◆ **Aim**: Copy out the rows word for word, from the line with "134, 650, 442]" up to and including the line with "115, 402, 442]".

==== Entries provided

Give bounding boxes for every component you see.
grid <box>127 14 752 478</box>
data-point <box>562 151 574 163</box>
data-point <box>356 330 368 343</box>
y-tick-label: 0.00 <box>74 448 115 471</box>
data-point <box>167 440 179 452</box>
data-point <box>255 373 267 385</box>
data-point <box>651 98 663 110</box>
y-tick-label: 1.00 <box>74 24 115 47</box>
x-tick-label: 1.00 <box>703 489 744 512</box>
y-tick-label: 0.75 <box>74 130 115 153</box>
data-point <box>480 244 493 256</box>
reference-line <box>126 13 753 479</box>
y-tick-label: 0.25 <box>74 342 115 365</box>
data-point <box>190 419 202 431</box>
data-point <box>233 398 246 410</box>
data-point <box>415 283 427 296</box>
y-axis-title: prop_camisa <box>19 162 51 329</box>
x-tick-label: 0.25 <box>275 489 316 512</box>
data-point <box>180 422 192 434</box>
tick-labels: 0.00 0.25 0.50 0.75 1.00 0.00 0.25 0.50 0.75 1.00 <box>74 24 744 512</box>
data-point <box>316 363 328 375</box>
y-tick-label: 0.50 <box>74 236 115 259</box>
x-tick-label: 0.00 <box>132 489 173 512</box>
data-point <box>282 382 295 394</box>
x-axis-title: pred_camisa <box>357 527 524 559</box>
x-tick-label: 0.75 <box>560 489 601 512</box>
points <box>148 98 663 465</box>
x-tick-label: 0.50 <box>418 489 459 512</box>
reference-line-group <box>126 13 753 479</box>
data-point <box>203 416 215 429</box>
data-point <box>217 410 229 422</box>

========
==== Entries provided

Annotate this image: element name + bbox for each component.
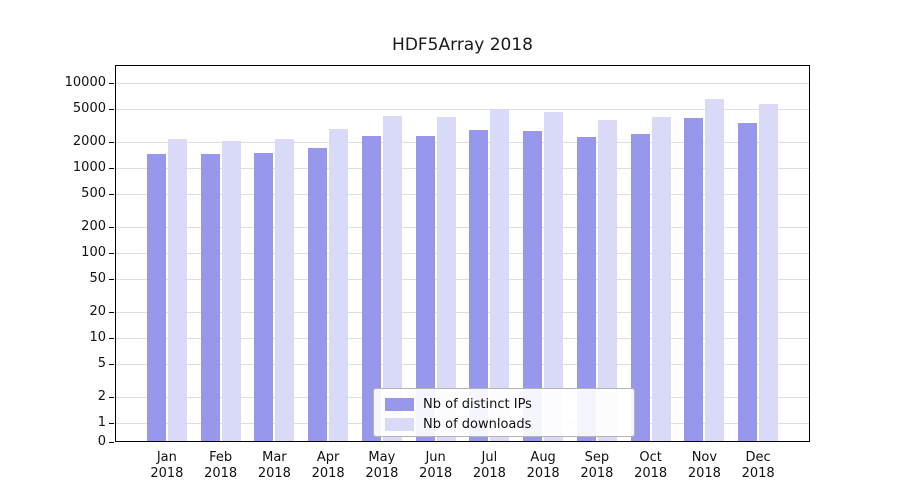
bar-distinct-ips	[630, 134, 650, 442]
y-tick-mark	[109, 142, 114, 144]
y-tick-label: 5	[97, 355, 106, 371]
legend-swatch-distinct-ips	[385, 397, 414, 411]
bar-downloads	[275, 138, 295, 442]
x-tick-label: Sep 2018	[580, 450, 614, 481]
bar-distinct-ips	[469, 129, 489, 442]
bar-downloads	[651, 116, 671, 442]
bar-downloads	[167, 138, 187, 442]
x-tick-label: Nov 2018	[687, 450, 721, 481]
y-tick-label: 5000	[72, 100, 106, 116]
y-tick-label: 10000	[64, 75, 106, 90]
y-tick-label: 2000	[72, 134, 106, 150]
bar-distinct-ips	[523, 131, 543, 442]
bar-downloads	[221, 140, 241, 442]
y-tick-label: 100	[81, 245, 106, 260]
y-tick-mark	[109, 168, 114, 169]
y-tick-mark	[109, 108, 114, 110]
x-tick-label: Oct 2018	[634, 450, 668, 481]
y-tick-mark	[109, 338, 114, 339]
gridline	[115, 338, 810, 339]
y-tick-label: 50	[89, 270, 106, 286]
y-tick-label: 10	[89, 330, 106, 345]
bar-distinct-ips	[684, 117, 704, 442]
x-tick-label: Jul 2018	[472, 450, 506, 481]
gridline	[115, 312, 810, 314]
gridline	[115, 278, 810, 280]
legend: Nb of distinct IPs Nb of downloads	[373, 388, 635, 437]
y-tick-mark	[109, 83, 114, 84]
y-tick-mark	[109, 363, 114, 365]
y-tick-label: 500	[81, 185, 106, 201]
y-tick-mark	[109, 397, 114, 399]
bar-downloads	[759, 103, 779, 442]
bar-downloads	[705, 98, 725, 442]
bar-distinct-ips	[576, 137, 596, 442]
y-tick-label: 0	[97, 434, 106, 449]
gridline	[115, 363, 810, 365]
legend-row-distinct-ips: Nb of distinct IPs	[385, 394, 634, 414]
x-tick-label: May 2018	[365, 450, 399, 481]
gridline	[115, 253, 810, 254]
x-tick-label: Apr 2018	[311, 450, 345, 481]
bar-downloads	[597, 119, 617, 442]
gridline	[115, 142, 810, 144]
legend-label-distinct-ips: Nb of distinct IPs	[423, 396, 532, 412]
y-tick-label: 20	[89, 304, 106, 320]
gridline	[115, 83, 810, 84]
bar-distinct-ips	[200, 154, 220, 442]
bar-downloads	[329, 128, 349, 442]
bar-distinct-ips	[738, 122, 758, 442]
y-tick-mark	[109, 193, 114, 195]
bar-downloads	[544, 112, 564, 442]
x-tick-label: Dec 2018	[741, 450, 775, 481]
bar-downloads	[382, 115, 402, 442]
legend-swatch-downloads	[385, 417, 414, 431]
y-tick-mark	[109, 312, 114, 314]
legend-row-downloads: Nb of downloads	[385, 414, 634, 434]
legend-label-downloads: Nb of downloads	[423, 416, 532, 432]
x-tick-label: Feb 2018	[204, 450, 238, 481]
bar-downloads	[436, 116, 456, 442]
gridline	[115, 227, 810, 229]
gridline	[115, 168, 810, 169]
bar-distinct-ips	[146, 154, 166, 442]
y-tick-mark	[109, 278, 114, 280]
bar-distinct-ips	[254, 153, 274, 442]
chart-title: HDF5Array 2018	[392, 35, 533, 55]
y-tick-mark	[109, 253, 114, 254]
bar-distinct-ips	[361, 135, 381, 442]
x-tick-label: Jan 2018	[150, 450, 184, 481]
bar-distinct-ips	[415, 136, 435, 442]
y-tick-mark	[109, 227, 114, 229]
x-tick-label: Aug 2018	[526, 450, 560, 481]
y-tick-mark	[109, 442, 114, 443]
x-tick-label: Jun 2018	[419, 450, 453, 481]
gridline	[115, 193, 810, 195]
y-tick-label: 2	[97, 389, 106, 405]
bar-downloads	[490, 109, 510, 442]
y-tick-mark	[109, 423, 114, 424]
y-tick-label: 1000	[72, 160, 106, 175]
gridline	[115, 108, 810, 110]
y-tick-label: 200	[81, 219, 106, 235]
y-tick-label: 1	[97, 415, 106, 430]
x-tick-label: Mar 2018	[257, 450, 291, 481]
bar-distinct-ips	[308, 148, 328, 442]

========

◆ **Reply to the exercise**:
bar-distinct-ips	[630, 134, 650, 442]
y-tick-mark	[109, 142, 114, 144]
y-tick-label: 5	[97, 355, 106, 371]
legend-swatch-distinct-ips	[385, 397, 414, 411]
bar-downloads	[275, 138, 295, 442]
x-tick-label: Sep 2018	[580, 450, 614, 481]
bar-distinct-ips	[469, 129, 489, 442]
bar-downloads	[651, 116, 671, 442]
bar-downloads	[167, 138, 187, 442]
x-tick-label: Nov 2018	[687, 450, 721, 481]
y-tick-label: 5000	[72, 100, 106, 116]
y-tick-label: 10000	[64, 75, 106, 90]
y-tick-label: 2000	[72, 134, 106, 150]
bar-distinct-ips	[523, 131, 543, 442]
bar-downloads	[221, 140, 241, 442]
y-tick-label: 100	[81, 245, 106, 260]
y-tick-mark	[109, 168, 114, 169]
y-tick-mark	[109, 108, 114, 110]
x-tick-label: Oct 2018	[634, 450, 668, 481]
y-tick-mark	[109, 338, 114, 339]
gridline	[115, 338, 810, 339]
y-tick-label: 50	[89, 270, 106, 286]
y-tick-label: 10	[89, 330, 106, 345]
bar-distinct-ips	[684, 117, 704, 442]
x-tick-label: Jul 2018	[472, 450, 506, 481]
gridline	[115, 312, 810, 314]
gridline	[115, 278, 810, 280]
legend: Nb of distinct IPs Nb of downloads	[373, 388, 635, 437]
y-tick-mark	[109, 83, 114, 84]
y-tick-mark	[109, 363, 114, 365]
y-tick-label: 500	[81, 185, 106, 201]
y-tick-mark	[109, 397, 114, 399]
bar-downloads	[759, 103, 779, 442]
bar-downloads	[705, 98, 725, 442]
bar-distinct-ips	[576, 137, 596, 442]
y-tick-label: 0	[97, 434, 106, 449]
gridline	[115, 363, 810, 365]
legend-row-distinct-ips: Nb of distinct IPs	[385, 394, 634, 414]
x-tick-label: May 2018	[365, 450, 399, 481]
gridline	[115, 253, 810, 254]
x-tick-label: Apr 2018	[311, 450, 345, 481]
bar-downloads	[597, 119, 617, 442]
gridline	[115, 142, 810, 144]
legend-label-distinct-ips: Nb of distinct IPs	[423, 396, 532, 412]
y-tick-label: 20	[89, 304, 106, 320]
gridline	[115, 83, 810, 84]
bar-distinct-ips	[200, 154, 220, 442]
bar-downloads	[329, 128, 349, 442]
bar-distinct-ips	[738, 122, 758, 442]
y-tick-mark	[109, 193, 114, 195]
bar-downloads	[544, 112, 564, 442]
x-tick-label: Dec 2018	[741, 450, 775, 481]
bar-downloads	[382, 115, 402, 442]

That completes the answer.